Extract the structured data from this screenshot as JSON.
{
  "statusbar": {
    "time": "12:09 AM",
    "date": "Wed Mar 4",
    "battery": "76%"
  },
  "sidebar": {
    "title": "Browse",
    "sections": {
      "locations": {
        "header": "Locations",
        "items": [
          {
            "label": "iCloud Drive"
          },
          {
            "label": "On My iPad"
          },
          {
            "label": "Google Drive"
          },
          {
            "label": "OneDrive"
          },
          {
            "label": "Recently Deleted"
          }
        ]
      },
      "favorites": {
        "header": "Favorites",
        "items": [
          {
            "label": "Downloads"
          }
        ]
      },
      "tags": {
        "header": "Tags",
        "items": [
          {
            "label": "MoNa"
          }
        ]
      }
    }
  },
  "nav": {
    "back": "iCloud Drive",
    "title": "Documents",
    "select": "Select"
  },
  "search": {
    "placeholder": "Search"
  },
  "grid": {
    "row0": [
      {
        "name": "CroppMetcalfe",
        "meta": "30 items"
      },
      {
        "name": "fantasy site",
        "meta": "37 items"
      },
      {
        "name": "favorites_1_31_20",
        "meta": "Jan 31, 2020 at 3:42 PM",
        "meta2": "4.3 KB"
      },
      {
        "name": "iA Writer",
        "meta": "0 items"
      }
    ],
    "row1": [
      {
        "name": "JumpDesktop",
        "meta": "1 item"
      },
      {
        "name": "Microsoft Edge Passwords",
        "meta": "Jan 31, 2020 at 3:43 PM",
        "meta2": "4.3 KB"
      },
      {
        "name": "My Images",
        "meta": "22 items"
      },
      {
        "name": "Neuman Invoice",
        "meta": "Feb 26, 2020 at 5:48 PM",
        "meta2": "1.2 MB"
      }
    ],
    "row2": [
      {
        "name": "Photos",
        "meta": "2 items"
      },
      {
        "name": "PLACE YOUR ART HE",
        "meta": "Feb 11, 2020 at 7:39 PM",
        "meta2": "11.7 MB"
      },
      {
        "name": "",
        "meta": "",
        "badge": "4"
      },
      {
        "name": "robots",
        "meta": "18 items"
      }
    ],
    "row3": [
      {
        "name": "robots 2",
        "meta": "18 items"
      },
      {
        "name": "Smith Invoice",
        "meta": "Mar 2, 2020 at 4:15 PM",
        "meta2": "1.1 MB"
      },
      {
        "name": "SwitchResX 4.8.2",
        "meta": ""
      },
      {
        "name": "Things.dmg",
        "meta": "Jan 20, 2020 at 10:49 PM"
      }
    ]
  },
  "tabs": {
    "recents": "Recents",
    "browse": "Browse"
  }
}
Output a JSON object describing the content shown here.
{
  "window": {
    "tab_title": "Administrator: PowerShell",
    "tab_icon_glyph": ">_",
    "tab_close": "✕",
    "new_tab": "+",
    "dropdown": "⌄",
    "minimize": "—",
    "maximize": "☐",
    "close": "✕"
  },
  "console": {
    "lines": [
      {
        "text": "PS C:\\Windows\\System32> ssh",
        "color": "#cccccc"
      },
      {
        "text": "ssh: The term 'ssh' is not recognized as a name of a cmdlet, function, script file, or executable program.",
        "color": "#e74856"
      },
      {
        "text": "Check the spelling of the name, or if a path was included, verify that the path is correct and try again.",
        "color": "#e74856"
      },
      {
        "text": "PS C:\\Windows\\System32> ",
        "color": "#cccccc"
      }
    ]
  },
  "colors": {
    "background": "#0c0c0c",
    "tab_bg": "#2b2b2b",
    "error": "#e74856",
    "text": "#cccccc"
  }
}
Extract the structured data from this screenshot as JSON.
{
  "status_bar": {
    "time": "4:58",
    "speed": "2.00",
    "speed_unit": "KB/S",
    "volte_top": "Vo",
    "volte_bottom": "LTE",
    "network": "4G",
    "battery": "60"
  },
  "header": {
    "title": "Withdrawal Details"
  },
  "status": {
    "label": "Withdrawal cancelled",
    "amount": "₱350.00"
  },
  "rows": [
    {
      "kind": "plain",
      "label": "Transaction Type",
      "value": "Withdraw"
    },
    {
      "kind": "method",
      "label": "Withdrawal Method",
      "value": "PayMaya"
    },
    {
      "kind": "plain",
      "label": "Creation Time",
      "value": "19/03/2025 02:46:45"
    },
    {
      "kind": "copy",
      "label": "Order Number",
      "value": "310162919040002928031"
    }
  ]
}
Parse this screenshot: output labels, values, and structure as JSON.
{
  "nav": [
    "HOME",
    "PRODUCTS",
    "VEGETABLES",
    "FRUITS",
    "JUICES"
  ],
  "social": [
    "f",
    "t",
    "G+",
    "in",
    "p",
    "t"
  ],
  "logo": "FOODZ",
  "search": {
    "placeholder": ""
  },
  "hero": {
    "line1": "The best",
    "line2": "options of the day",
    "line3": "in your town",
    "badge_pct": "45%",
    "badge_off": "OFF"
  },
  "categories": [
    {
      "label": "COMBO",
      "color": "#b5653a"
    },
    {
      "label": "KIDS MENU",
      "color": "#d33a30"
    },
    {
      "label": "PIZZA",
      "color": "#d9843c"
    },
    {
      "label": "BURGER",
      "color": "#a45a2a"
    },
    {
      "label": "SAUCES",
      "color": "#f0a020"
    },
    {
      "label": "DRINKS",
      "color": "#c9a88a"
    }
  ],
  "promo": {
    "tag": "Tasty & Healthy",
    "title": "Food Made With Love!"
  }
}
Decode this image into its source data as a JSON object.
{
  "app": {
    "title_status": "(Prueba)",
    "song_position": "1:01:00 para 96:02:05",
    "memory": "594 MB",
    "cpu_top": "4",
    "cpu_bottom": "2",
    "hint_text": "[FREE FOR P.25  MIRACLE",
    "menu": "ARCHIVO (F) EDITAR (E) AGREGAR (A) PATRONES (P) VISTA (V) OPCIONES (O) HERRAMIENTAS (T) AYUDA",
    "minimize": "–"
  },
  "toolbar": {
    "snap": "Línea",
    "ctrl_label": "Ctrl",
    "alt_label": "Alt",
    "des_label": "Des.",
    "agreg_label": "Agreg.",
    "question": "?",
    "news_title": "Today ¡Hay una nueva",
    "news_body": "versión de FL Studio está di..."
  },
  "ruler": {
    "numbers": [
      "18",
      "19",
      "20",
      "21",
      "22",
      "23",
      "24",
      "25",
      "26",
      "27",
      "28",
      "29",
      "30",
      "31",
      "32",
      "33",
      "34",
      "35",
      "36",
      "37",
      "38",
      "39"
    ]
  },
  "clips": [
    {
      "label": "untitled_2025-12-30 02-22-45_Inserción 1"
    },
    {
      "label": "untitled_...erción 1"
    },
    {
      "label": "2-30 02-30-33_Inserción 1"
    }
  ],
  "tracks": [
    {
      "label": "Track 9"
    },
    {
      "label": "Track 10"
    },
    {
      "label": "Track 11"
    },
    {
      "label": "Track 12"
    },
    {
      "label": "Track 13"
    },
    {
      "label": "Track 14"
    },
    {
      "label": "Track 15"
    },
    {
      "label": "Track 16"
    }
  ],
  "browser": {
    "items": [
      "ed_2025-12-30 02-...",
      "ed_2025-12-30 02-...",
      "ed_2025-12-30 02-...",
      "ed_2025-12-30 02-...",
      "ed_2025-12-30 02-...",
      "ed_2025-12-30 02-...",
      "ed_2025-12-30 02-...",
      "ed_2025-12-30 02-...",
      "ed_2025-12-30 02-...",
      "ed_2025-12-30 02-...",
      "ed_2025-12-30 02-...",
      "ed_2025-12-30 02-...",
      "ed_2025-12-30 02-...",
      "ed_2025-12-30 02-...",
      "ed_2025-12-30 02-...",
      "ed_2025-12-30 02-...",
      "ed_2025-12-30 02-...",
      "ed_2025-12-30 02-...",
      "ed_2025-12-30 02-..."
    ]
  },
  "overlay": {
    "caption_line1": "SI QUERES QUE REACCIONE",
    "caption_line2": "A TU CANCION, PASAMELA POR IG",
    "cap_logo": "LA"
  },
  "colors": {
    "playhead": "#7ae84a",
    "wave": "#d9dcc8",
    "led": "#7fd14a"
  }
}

====

▸ Task requirements
Give every line of the material that includes the string "header".

▸ Answer to this exercise
        "header": "Locations",
        "header": "Favorites",
        "header": "Tags",
  "header": {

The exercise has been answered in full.